TASK DATA
════════════════════
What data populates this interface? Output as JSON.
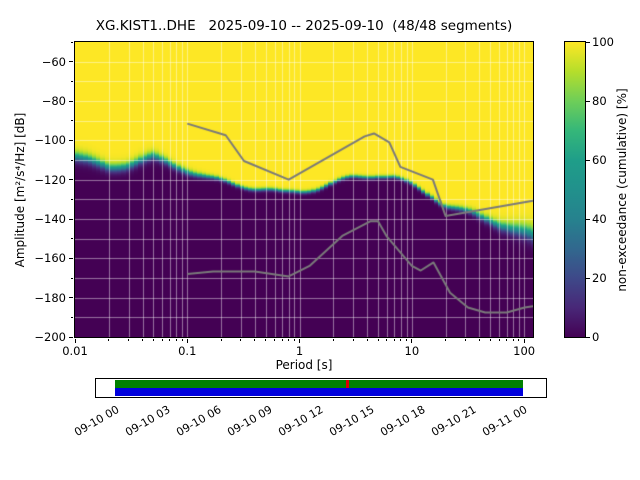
{
  "title": "XG.KIST1..DHE   2025-09-10 -- 2025-09-10  (48/48 segments)",
  "axes": {
    "xlabel": "Period [s]",
    "ylabel": "Amplitude [m²/s⁴/Hz] [dB]",
    "xlim": [
      0.01,
      120
    ],
    "ylim": [
      -200,
      -50
    ],
    "x_ticks": [
      0.01,
      0.1,
      1,
      10,
      100
    ],
    "x_tick_labels": [
      "0.01",
      "0.1",
      "1",
      "10",
      "100"
    ],
    "y_ticks": [
      -60,
      -80,
      -100,
      -120,
      -140,
      -160,
      -180,
      -200
    ],
    "y_tick_labels": [
      "−60",
      "−80",
      "−100",
      "−120",
      "−140",
      "−160",
      "−180",
      "−200"
    ],
    "grid_db_step": 10,
    "grid_color": "rgba(255,255,255,0.45)"
  },
  "colorbar": {
    "label": "non-exceedance (cumulative) [%]",
    "ticks": [
      0,
      20,
      40,
      60,
      80,
      100
    ],
    "colormap": "viridis",
    "stops": [
      "#440154",
      "#482878",
      "#3e4989",
      "#31688e",
      "#26828e",
      "#21918c",
      "#1f9e89",
      "#35b779",
      "#6ece58",
      "#b5de2b",
      "#fde725"
    ]
  },
  "chart_data": {
    "type": "heatmap",
    "description": "Cumulative PPSD (probabilistic power spectral density) plot: non-exceedance percentage of 48/48 segments vs period and acceleration PSD amplitude. Yellow = 100% (all segments below), dark purple = 0%. Gray lines are Peterson NHNM/NLNM noise models.",
    "boundary": {
      "comment": "Median transition (dB) between 0% and 100% regions, with transition half-width 'spread' in dB",
      "periods": [
        0.01,
        0.015,
        0.02,
        0.03,
        0.04,
        0.05,
        0.07,
        0.1,
        0.15,
        0.2,
        0.3,
        0.5,
        0.7,
        1.0,
        1.5,
        2.0,
        3.0,
        4.0,
        5.0,
        7.0,
        10,
        15,
        20,
        30,
        50,
        70,
        100,
        120
      ],
      "db": [
        -108,
        -112,
        -114,
        -112,
        -110,
        -109,
        -112,
        -115,
        -119,
        -121,
        -123,
        -125,
        -127,
        -126,
        -124,
        -122,
        -119,
        -118,
        -117.5,
        -119,
        -123,
        -128,
        -133,
        -136.5,
        -140.5,
        -143.5,
        -147,
        -149
      ],
      "spread": [
        6,
        5.5,
        5,
        5,
        5,
        5,
        4,
        3.5,
        2.5,
        2.2,
        2,
        2,
        2,
        2,
        2,
        2,
        2,
        2,
        2,
        2,
        2,
        2.2,
        2.5,
        3,
        4.5,
        6,
        8,
        9
      ]
    },
    "noise_models": {
      "color": "#7a7a7a",
      "nhnm": {
        "name": "Peterson New High Noise Model",
        "periods": [
          0.1,
          0.22,
          0.32,
          0.8,
          3.8,
          4.6,
          6.3,
          7.9,
          15.4,
          20.0,
          120.0
        ],
        "db": [
          -91.5,
          -97.4,
          -110.5,
          -120.0,
          -98.0,
          -96.5,
          -101.0,
          -113.5,
          -120.0,
          -138.5,
          -130.7
        ]
      },
      "nlnm": {
        "name": "Peterson New Low Noise Model",
        "periods": [
          0.1,
          0.17,
          0.4,
          0.8,
          1.24,
          2.4,
          4.3,
          5.0,
          6.0,
          10.0,
          12.0,
          15.6,
          21.9,
          31.6,
          45.0,
          70.0,
          101.0,
          120.0
        ],
        "db": [
          -168.0,
          -166.7,
          -166.7,
          -169.2,
          -163.7,
          -148.6,
          -141.1,
          -141.1,
          -149.0,
          -163.8,
          -166.2,
          -162.1,
          -177.5,
          -185.0,
          -187.5,
          -187.5,
          -185.0,
          -184.3
        ]
      }
    }
  },
  "timeline": {
    "tick_labels": [
      "09-10 00",
      "09-10 03",
      "09-10 06",
      "09-10 09",
      "09-10 12",
      "09-10 15",
      "09-10 18",
      "09-10 21",
      "09-11 00"
    ],
    "rows": [
      {
        "name": "data-coverage-bar",
        "color": "#008000",
        "segments": [
          [
            0,
            0.565
          ],
          [
            0.5735,
            1
          ]
        ]
      },
      {
        "name": "segment-coverage-bar",
        "color": "#0000dd",
        "segments": [
          [
            0,
            1
          ]
        ]
      }
    ],
    "gap": {
      "name": "data-gap-marker",
      "color": "#dd0000",
      "start": 0.565,
      "end": 0.5735
    }
  }
}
════════════════════
TO BE DONE
Every line containing the string "name" must be listed.

THE COMPLETED TASK
        "name": "Peterson New High Noise Model",
        "name": "Peterson New Low Noise Model",
        "name": "data-coverage-bar",
        "name": "segment-coverage-bar",
      "name": "data-gap-marker",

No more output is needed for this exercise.